>> Begin Data in this exercise
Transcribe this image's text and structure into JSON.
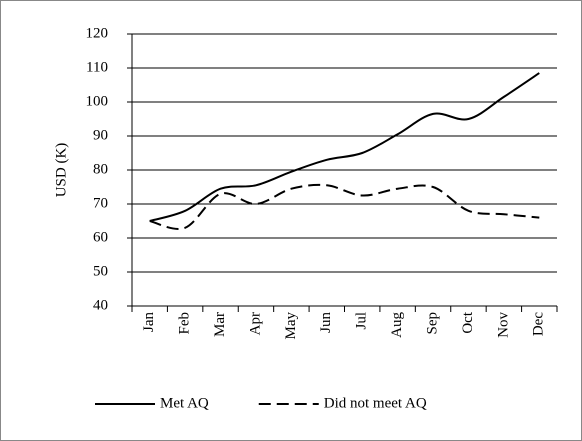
{
  "chart_data": {
    "type": "line",
    "y_label": "USD (K)",
    "categories": [
      "Jan",
      "Feb",
      "Mar",
      "Apr",
      "May",
      "Jun",
      "Jul",
      "Aug",
      "Sep",
      "Oct",
      "Nov",
      "Dec"
    ],
    "series": [
      {
        "name": "Met AQ",
        "color": "#000000",
        "dash": "solid",
        "values": [
          65,
          68,
          74.5,
          75.5,
          79.5,
          83,
          85,
          90.5,
          96.5,
          95,
          101.5,
          108.5
        ]
      },
      {
        "name": "Did not meet AQ",
        "color": "#000000",
        "dash": "dashed",
        "values": [
          65,
          63,
          73,
          70,
          74.5,
          75.5,
          72.5,
          74.5,
          75,
          68,
          67,
          66
        ]
      }
    ],
    "ylim": [
      40,
      120
    ],
    "yticks": [
      40,
      50,
      60,
      70,
      80,
      90,
      100,
      110,
      120
    ],
    "legend": "bottom"
  }
}
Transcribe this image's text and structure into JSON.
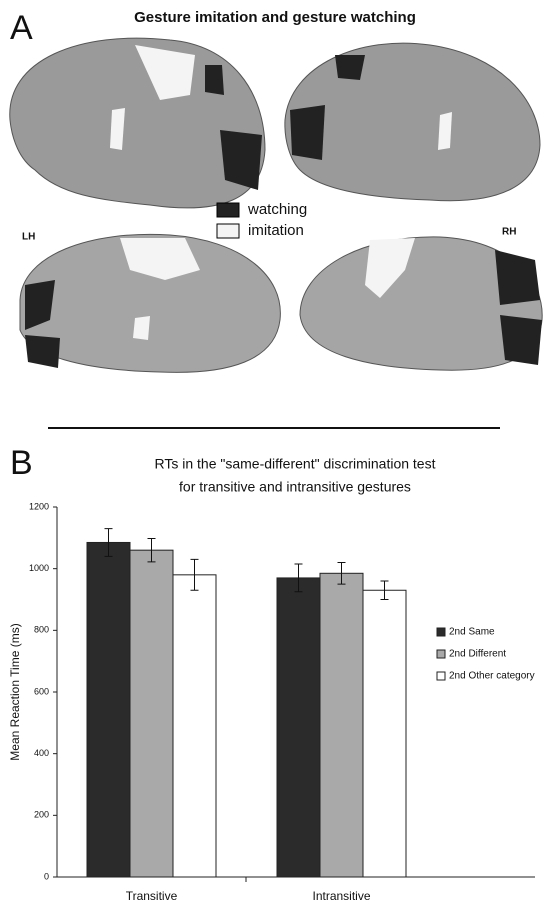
{
  "panel_a": {
    "letter": "A",
    "title": "Gesture imitation and gesture watching",
    "legend": [
      "watching",
      "imitation"
    ],
    "hemispheres": [
      "LH",
      "RH"
    ]
  },
  "chart_data": {
    "type": "bar",
    "letter": "B",
    "title": [
      "RTs in the \"same-different\" discrimination test",
      "for transitive and intransitive gestures"
    ],
    "y_label": "Mean Reaction Time (ms)",
    "categories": [
      "Transitive",
      "Intransitive"
    ],
    "series": [
      {
        "name": "2nd Same",
        "color": "#2b2b2b",
        "values": [
          1085,
          970
        ],
        "errors": [
          45,
          45
        ]
      },
      {
        "name": "2nd Different",
        "color": "#a9a9a9",
        "values": [
          1060,
          985
        ],
        "errors": [
          38,
          35
        ]
      },
      {
        "name": "2nd Other category",
        "color": "#ffffff",
        "values": [
          980,
          930
        ],
        "errors": [
          50,
          30
        ]
      }
    ],
    "ylim": [
      0,
      1200
    ],
    "yticks": [
      0,
      200,
      400,
      600,
      800,
      1000,
      1200
    ],
    "legend": "right"
  }
}
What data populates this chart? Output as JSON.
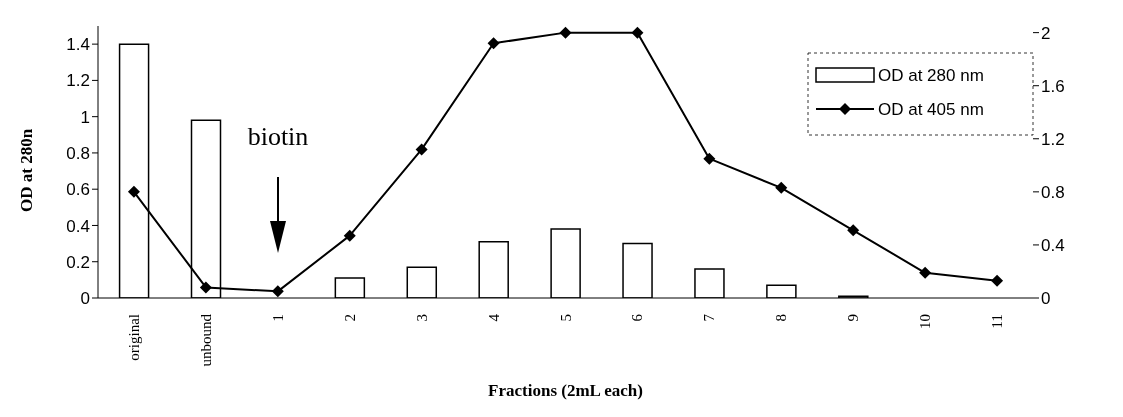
{
  "chart_data": {
    "type": "bar",
    "categories": [
      "original",
      "unbound",
      "1",
      "2",
      "3",
      "4",
      "5",
      "6",
      "7",
      "8",
      "9",
      "10",
      "11"
    ],
    "series": [
      {
        "name": "OD at 280 nm",
        "color": "#ffffff",
        "values": [
          1.4,
          0.98,
          null,
          0.11,
          0.17,
          0.31,
          0.38,
          0.3,
          0.16,
          0.07,
          0.01,
          null,
          null
        ]
      },
      {
        "name": "OD at 405 nm",
        "type": "line",
        "axis": "y2",
        "color": "#000000",
        "values": [
          0.8,
          0.08,
          0.05,
          0.47,
          1.12,
          1.92,
          2.0,
          2.0,
          1.05,
          0.83,
          0.51,
          0.19,
          0.13
        ]
      }
    ],
    "xlabel": "Fractions (2mL each)",
    "ylabel": "OD at 280n",
    "ylim": [
      0,
      1.5
    ],
    "yticks": [
      0,
      0.2,
      0.4,
      0.6,
      0.8,
      1,
      1.2,
      1.4
    ],
    "y2lim": [
      0,
      2.05
    ],
    "y2ticks": [
      0,
      0.4,
      0.8,
      1.2,
      1.6,
      2
    ],
    "annotations": [
      "biotin"
    ],
    "legend": "top right",
    "marker": "diamond",
    "line_style": "solid"
  }
}
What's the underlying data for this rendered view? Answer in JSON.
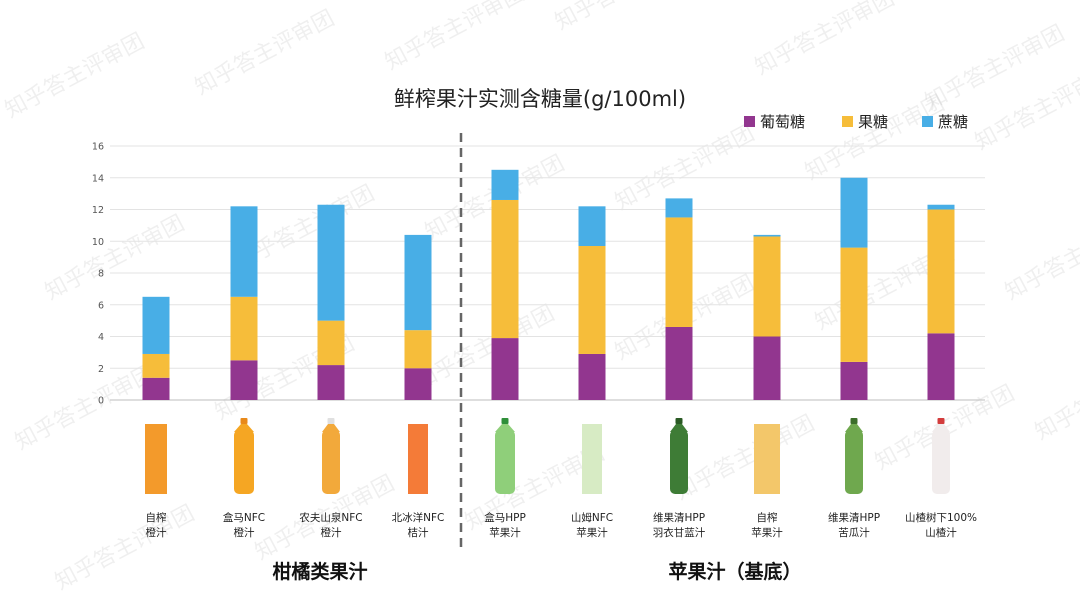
{
  "watermark": "知乎答主评审团",
  "chart_data": {
    "type": "bar",
    "stacked": true,
    "title": "鲜榨果汁实测含糖量(g/100ml)",
    "ylim": [
      0,
      16
    ],
    "yticks": [
      "0",
      "2",
      "4",
      "6",
      "8",
      "10",
      "12",
      "14",
      "16"
    ],
    "grid": true,
    "legend_position": "top-right",
    "categories": [
      [
        "自榨",
        "橙汁"
      ],
      [
        "盒马NFC",
        "橙汁"
      ],
      [
        "农夫山泉NFC",
        "橙汁"
      ],
      [
        "北冰洋NFC",
        "桔汁"
      ],
      [
        "盒马HPP",
        "苹果汁"
      ],
      [
        "山姆NFC",
        "苹果汁"
      ],
      [
        "维果清HPP",
        "羽衣甘蓝汁"
      ],
      [
        "自榨",
        "苹果汁"
      ],
      [
        "维果清HPP",
        "苦瓜汁"
      ],
      [
        "山楂树下100%",
        "山楂汁"
      ]
    ],
    "series": [
      {
        "name": "葡萄糖",
        "color": "#92368f",
        "values": [
          1.4,
          2.5,
          2.2,
          2.0,
          3.9,
          2.9,
          4.6,
          4.0,
          2.4,
          4.2
        ]
      },
      {
        "name": "果糖",
        "color": "#f6bd3a",
        "values": [
          1.5,
          4.0,
          2.8,
          2.4,
          8.7,
          6.8,
          6.9,
          6.3,
          7.2,
          7.8
        ]
      },
      {
        "name": "蔗糖",
        "color": "#48aee6",
        "values": [
          3.6,
          5.7,
          7.3,
          6.0,
          1.9,
          2.5,
          1.2,
          0.1,
          4.4,
          0.3
        ]
      }
    ],
    "groups": [
      {
        "label": "柑橘类果汁",
        "categories": [
          0,
          3
        ]
      },
      {
        "label": "苹果汁（基底）",
        "categories": [
          4,
          9
        ]
      }
    ]
  }
}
>> End Data in this exercise
Set task
Copy the entries exactly. Leave out the images.

The answer
Transcribe this image's text and structure into JSON.
{
  "chart_data": {
    "type": "line",
    "y_label": "USD (K)",
    "categories": [
      "Jan",
      "Feb",
      "Mar",
      "Apr",
      "May",
      "Jun",
      "Jul",
      "Aug",
      "Sep",
      "Oct",
      "Nov",
      "Dec"
    ],
    "series": [
      {
        "name": "Met AQ",
        "color": "#000000",
        "dash": "solid",
        "values": [
          65,
          68,
          74.5,
          75.5,
          79.5,
          83,
          85,
          90.5,
          96.5,
          95,
          101.5,
          108.5
        ]
      },
      {
        "name": "Did not meet AQ",
        "color": "#000000",
        "dash": "dashed",
        "values": [
          65,
          63,
          73,
          70,
          74.5,
          75.5,
          72.5,
          74.5,
          75,
          68,
          67,
          66
        ]
      }
    ],
    "ylim": [
      40,
      120
    ],
    "yticks": [
      40,
      50,
      60,
      70,
      80,
      90,
      100,
      110,
      120
    ],
    "legend": "bottom"
  }
}
Transcribe this image's text and structure into JSON.
{
  "panel_a": {
    "letter": "A",
    "title": "Gesture imitation and gesture watching",
    "legend": [
      "watching",
      "imitation"
    ],
    "hemispheres": [
      "LH",
      "RH"
    ]
  },
  "chart_data": {
    "type": "bar",
    "letter": "B",
    "title": [
      "RTs in the \"same-different\" discrimination test",
      "for transitive and intransitive gestures"
    ],
    "y_label": "Mean Reaction Time (ms)",
    "categories": [
      "Transitive",
      "Intransitive"
    ],
    "series": [
      {
        "name": "2nd Same",
        "color": "#2b2b2b",
        "values": [
          1085,
          970
        ],
        "errors": [
          45,
          45
        ]
      },
      {
        "name": "2nd Different",
        "color": "#a9a9a9",
        "values": [
          1060,
          985
        ],
        "errors": [
          38,
          35
        ]
      },
      {
        "name": "2nd Other category",
        "color": "#ffffff",
        "values": [
          980,
          930
        ],
        "errors": [
          50,
          30
        ]
      }
    ],
    "ylim": [
      0,
      1200
    ],
    "yticks": [
      0,
      200,
      400,
      600,
      800,
      1000,
      1200
    ],
    "legend": "right"
  }
}
What data populates this chart? Output as JSON.
{
  "chart_data": {
    "type": "bar",
    "categories": [
      "original",
      "unbound",
      "1",
      "2",
      "3",
      "4",
      "5",
      "6",
      "7",
      "8",
      "9",
      "10",
      "11"
    ],
    "series": [
      {
        "name": "OD at 280 nm",
        "color": "#ffffff",
        "values": [
          1.4,
          0.98,
          null,
          0.11,
          0.17,
          0.31,
          0.38,
          0.3,
          0.16,
          0.07,
          0.01,
          null,
          null
        ]
      },
      {
        "name": "OD at 405 nm",
        "type": "line",
        "axis": "y2",
        "color": "#000000",
        "values": [
          0.8,
          0.08,
          0.05,
          0.47,
          1.12,
          1.92,
          2.0,
          2.0,
          1.05,
          0.83,
          0.51,
          0.19,
          0.13
        ]
      }
    ],
    "xlabel": "Fractions (2mL each)",
    "ylabel": "OD at 280n",
    "ylim": [
      0,
      1.5
    ],
    "yticks": [
      0,
      0.2,
      0.4,
      0.6,
      0.8,
      1,
      1.2,
      1.4
    ],
    "y2lim": [
      0,
      2.05
    ],
    "y2ticks": [
      0,
      0.4,
      0.8,
      1.2,
      1.6,
      2
    ],
    "annotations": [
      "biotin"
    ],
    "legend": "top right",
    "marker": "diamond",
    "line_style": "solid"
  }
}
What's the underlying data for this rendered view? Answer in JSON.
{
  "watermark": "知乎答主评审团",
  "chart_data": {
    "type": "bar",
    "stacked": true,
    "title": "鲜榨果汁实测含糖量(g/100ml)",
    "ylim": [
      0,
      16
    ],
    "yticks": [
      "0",
      "2",
      "4",
      "6",
      "8",
      "10",
      "12",
      "14",
      "16"
    ],
    "grid": true,
    "legend_position": "top-right",
    "categories": [
      [
        "自榨",
        "橙汁"
      ],
      [
        "盒马NFC",
        "橙汁"
      ],
      [
        "农夫山泉NFC",
        "橙汁"
      ],
      [
        "北冰洋NFC",
        "桔汁"
      ],
      [
        "盒马HPP",
        "苹果汁"
      ],
      [
        "山姆NFC",
        "苹果汁"
      ],
      [
        "维果清HPP",
        "羽衣甘蓝汁"
      ],
      [
        "自榨",
        "苹果汁"
      ],
      [
        "维果清HPP",
        "苦瓜汁"
      ],
      [
        "山楂树下100%",
        "山楂汁"
      ]
    ],
    "series": [
      {
        "name": "葡萄糖",
        "color": "#92368f",
        "values": [
          1.4,
          2.5,
          2.2,
          2.0,
          3.9,
          2.9,
          4.6,
          4.0,
          2.4,
          4.2
        ]
      },
      {
        "name": "果糖",
        "color": "#f6bd3a",
        "values": [
          1.5,
          4.0,
          2.8,
          2.4,
          8.7,
          6.8,
          6.9,
          6.3,
          7.2,
          7.8
        ]
      },
      {
        "name": "蔗糖",
        "color": "#48aee6",
        "values": [
          3.6,
          5.7,
          7.3,
          6.0,
          1.9,
          2.5,
          1.2,
          0.1,
          4.4,
          0.3
        ]
      }
    ],
    "groups": [
      {
        "label": "柑橘类果汁",
        "categories": [
          0,
          3
        ]
      },
      {
        "label": "苹果汁（基底）",
        "categories": [
          4,
          9
        ]
      }
    ]
  }
}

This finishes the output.